**Instructions for the task:** Output every entry exactly as written, but omit the pictures.

——

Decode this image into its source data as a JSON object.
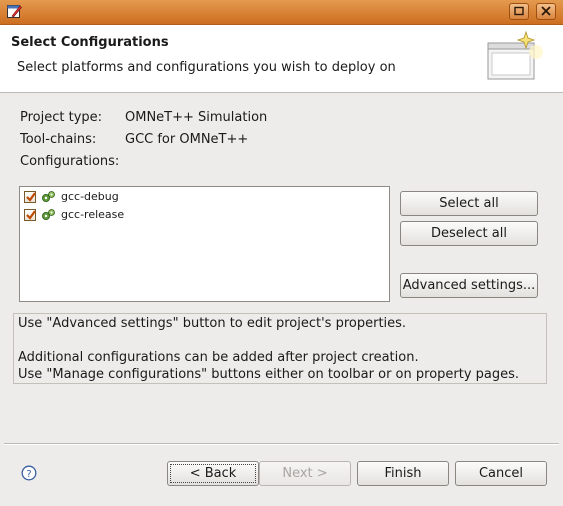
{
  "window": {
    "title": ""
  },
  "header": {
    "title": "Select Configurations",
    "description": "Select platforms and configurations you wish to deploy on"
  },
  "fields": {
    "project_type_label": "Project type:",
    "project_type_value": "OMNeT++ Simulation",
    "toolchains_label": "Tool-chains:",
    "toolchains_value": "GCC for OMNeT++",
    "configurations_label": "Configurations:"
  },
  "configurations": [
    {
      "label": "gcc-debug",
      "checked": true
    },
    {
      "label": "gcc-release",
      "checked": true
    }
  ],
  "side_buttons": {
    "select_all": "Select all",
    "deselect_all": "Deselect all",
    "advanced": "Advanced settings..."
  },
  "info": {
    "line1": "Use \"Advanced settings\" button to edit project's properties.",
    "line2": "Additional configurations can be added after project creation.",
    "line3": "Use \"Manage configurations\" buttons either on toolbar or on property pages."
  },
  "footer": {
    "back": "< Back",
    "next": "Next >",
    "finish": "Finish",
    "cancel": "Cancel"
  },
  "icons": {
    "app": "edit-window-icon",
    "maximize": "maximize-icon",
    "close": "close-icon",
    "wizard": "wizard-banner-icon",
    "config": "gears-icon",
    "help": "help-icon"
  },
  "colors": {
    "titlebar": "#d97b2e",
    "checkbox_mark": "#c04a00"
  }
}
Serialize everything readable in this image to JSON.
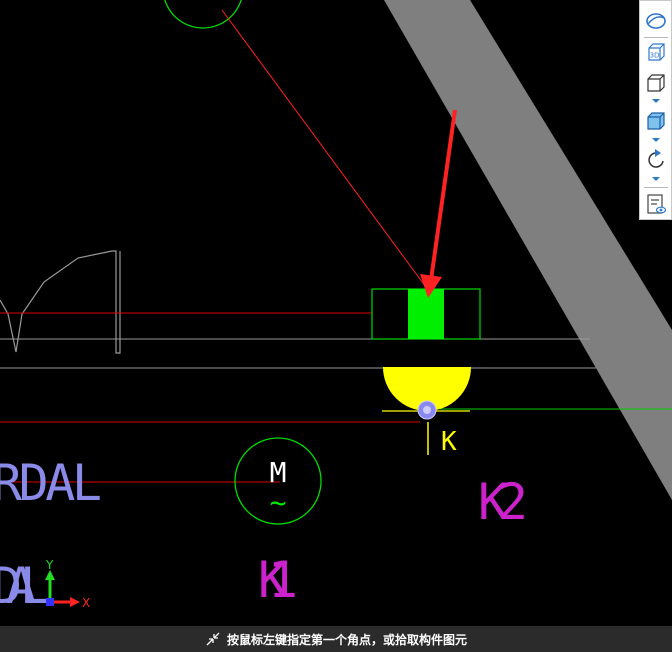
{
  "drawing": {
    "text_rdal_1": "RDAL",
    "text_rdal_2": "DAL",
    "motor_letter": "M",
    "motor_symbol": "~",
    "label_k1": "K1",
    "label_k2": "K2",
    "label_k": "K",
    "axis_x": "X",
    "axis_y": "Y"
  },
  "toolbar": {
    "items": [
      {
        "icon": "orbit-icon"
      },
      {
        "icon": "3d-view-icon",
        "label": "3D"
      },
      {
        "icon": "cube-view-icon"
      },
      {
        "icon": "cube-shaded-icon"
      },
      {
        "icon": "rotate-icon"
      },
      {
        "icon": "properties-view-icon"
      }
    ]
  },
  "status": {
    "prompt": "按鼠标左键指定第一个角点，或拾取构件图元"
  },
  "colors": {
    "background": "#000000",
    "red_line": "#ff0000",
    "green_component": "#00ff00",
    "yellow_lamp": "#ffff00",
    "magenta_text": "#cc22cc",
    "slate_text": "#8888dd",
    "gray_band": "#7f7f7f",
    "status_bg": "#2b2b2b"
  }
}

——

**The completed task:**
Decode this image into its source data as a JSON object.
{
  "window": {
    "title": ""
  },
  "header": {
    "title": "Select Configurations",
    "description": "Select platforms and configurations you wish to deploy on"
  },
  "fields": {
    "project_type_label": "Project type:",
    "project_type_value": "OMNeT++ Simulation",
    "toolchains_label": "Tool-chains:",
    "toolchains_value": "GCC for OMNeT++",
    "configurations_label": "Configurations:"
  },
  "configurations": [
    {
      "label": "gcc-debug",
      "checked": true
    },
    {
      "label": "gcc-release",
      "checked": true
    }
  ],
  "side_buttons": {
    "select_all": "Select all",
    "deselect_all": "Deselect all",
    "advanced": "Advanced settings..."
  },
  "info": {
    "line1": "Use \"Advanced settings\" button to edit project's properties.",
    "line2": "Additional configurations can be added after project creation.",
    "line3": "Use \"Manage configurations\" buttons either on toolbar or on property pages."
  },
  "footer": {
    "back": "< Back",
    "next": "Next >",
    "finish": "Finish",
    "cancel": "Cancel"
  },
  "icons": {
    "app": "edit-window-icon",
    "maximize": "maximize-icon",
    "close": "close-icon",
    "wizard": "wizard-banner-icon",
    "config": "gears-icon",
    "help": "help-icon"
  },
  "colors": {
    "titlebar": "#d97b2e",
    "checkbox_mark": "#c04a00"
  }
}
Serialize everything readable in this image to JSON.
{
  "drawing": {
    "text_rdal_1": "RDAL",
    "text_rdal_2": "DAL",
    "motor_letter": "M",
    "motor_symbol": "~",
    "label_k1": "K1",
    "label_k2": "K2",
    "label_k": "K",
    "axis_x": "X",
    "axis_y": "Y"
  },
  "toolbar": {
    "items": [
      {
        "icon": "orbit-icon"
      },
      {
        "icon": "3d-view-icon",
        "label": "3D"
      },
      {
        "icon": "cube-view-icon"
      },
      {
        "icon": "cube-shaded-icon"
      },
      {
        "icon": "rotate-icon"
      },
      {
        "icon": "properties-view-icon"
      }
    ]
  },
  "status": {
    "prompt": "按鼠标左键指定第一个角点，或拾取构件图元"
  },
  "colors": {
    "background": "#000000",
    "red_line": "#ff0000",
    "green_component": "#00ff00",
    "yellow_lamp": "#ffff00",
    "magenta_text": "#cc22cc",
    "slate_text": "#8888dd",
    "gray_band": "#7f7f7f",
    "status_bg": "#2b2b2b"
  }
}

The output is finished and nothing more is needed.